• Extracted information:
%%
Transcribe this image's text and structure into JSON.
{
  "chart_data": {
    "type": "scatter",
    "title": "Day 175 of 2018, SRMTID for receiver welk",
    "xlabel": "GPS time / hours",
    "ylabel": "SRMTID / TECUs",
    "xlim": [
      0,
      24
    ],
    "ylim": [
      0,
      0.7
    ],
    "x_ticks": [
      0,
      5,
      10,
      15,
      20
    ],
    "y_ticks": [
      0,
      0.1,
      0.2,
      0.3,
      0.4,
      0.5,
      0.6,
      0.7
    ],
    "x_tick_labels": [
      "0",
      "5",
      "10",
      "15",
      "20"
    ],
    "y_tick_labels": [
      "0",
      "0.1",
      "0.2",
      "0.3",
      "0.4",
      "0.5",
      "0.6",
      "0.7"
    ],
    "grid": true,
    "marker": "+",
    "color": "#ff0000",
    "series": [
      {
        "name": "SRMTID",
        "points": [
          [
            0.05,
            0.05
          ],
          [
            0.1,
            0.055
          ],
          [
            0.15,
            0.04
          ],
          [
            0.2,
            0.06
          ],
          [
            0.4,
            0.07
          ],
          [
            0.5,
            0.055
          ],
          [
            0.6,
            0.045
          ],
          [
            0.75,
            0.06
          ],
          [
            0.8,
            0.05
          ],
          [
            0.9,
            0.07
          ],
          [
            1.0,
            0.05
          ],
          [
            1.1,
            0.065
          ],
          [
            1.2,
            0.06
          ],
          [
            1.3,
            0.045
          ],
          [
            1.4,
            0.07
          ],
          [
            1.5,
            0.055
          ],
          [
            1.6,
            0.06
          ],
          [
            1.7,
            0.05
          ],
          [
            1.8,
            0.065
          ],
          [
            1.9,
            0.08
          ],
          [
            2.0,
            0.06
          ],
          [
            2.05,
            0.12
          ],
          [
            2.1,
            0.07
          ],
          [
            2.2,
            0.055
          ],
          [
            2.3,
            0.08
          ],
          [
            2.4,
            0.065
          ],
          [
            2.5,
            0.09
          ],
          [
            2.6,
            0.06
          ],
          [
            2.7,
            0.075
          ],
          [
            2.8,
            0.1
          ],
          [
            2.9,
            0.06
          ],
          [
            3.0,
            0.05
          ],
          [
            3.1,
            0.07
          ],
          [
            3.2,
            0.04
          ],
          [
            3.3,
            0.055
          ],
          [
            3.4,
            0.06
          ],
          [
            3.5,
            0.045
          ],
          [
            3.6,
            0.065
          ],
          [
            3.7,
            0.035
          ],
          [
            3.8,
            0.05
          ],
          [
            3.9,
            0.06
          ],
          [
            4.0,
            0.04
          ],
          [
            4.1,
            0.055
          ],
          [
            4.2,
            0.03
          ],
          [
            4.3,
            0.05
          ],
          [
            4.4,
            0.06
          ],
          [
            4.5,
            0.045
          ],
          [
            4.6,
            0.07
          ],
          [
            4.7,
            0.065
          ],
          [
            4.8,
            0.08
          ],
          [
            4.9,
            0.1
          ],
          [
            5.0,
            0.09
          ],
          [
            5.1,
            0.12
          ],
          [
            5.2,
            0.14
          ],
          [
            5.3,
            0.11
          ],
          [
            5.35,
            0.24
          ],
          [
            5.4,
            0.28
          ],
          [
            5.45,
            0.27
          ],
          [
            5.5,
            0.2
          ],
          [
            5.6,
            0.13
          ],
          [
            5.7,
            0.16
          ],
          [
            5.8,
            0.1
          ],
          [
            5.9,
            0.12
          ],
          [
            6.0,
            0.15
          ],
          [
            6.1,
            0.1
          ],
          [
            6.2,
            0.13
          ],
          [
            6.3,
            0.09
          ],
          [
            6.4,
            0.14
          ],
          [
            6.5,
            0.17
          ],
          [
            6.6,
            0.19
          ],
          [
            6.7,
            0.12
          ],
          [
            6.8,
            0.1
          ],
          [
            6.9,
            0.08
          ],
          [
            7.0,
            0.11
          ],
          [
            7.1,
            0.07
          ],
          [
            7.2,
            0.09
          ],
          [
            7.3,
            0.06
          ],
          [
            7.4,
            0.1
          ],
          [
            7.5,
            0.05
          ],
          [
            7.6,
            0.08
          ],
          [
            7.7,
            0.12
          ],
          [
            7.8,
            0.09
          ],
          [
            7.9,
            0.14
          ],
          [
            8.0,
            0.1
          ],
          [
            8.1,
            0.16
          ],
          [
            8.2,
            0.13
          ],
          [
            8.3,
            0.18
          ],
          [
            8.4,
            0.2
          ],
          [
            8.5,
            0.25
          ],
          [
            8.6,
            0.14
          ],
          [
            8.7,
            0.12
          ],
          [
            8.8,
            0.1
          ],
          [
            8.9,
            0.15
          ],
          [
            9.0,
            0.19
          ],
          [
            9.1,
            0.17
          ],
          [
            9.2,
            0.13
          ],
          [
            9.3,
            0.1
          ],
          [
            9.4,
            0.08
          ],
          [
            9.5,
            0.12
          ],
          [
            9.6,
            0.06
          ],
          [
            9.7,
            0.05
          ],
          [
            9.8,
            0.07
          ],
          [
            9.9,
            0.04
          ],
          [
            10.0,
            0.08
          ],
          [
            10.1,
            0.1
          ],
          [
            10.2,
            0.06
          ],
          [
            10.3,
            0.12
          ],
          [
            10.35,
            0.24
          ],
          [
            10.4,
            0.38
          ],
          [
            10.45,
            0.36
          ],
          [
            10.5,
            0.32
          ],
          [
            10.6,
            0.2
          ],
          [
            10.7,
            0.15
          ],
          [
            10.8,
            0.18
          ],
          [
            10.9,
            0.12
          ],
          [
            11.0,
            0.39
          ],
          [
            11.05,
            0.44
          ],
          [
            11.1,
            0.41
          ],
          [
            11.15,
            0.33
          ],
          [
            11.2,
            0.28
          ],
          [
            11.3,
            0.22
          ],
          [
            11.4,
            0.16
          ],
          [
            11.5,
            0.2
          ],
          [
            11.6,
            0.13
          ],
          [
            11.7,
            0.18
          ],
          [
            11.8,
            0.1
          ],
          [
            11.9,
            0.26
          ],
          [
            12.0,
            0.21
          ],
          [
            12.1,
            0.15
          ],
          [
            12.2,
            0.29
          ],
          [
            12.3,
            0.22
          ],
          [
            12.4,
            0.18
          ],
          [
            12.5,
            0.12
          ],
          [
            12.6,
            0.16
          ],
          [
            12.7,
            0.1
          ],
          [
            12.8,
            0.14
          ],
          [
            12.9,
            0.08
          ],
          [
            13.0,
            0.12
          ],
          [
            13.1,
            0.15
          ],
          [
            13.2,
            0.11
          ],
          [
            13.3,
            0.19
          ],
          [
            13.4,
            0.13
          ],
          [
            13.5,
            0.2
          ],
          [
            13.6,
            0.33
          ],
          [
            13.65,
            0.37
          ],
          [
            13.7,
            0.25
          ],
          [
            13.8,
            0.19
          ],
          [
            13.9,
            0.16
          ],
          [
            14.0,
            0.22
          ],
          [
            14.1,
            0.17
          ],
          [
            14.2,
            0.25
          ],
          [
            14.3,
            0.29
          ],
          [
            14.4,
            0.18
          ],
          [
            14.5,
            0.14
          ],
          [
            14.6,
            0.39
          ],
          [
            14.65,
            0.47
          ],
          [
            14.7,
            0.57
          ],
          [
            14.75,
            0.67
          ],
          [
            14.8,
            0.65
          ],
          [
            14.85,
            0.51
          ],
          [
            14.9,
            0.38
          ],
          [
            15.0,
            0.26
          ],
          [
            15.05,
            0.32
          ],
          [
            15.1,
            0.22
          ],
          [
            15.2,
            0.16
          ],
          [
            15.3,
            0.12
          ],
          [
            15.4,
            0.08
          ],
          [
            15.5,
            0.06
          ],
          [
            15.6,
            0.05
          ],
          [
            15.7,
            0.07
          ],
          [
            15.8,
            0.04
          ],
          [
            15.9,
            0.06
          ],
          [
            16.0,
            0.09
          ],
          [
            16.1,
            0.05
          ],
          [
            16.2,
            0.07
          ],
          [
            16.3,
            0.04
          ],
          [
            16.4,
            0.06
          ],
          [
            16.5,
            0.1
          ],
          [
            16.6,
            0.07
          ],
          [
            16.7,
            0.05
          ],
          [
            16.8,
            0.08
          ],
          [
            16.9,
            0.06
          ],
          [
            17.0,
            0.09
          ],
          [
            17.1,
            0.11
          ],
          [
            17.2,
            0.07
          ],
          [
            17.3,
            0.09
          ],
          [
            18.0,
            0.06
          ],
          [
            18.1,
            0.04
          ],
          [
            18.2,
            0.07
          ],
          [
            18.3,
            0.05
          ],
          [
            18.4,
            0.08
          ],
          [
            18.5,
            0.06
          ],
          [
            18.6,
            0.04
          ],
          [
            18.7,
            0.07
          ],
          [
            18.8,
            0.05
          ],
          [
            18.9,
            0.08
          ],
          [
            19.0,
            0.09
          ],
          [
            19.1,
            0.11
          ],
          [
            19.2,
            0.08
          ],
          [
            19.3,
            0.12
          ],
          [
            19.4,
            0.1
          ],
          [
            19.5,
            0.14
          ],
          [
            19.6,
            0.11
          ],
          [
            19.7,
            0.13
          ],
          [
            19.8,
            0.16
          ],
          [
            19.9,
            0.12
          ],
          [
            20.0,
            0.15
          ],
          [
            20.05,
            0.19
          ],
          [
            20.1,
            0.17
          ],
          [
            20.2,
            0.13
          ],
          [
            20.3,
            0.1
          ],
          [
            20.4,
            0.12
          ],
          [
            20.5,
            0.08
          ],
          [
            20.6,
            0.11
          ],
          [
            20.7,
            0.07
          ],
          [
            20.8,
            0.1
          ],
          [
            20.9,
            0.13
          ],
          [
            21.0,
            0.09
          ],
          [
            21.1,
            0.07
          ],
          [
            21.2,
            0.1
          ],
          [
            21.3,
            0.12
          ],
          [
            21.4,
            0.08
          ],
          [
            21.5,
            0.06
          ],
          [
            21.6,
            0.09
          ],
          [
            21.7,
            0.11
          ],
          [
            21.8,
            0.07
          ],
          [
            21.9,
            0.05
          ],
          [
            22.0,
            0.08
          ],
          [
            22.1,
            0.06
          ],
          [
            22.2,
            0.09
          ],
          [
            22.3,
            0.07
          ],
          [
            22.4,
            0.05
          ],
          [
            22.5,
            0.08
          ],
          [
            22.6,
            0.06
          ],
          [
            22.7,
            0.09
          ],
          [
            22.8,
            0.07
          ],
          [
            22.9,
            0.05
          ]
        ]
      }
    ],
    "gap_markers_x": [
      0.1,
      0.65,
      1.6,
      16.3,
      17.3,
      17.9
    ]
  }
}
%%
• Stated goal: From the entries above, copy every line where the word "SRMTID" shows up.

• Correct answer:
    "title": "Day 175 of 2018, SRMTID for receiver welk",
    "ylabel": "SRMTID / TECUs",
        "name": "SRMTID",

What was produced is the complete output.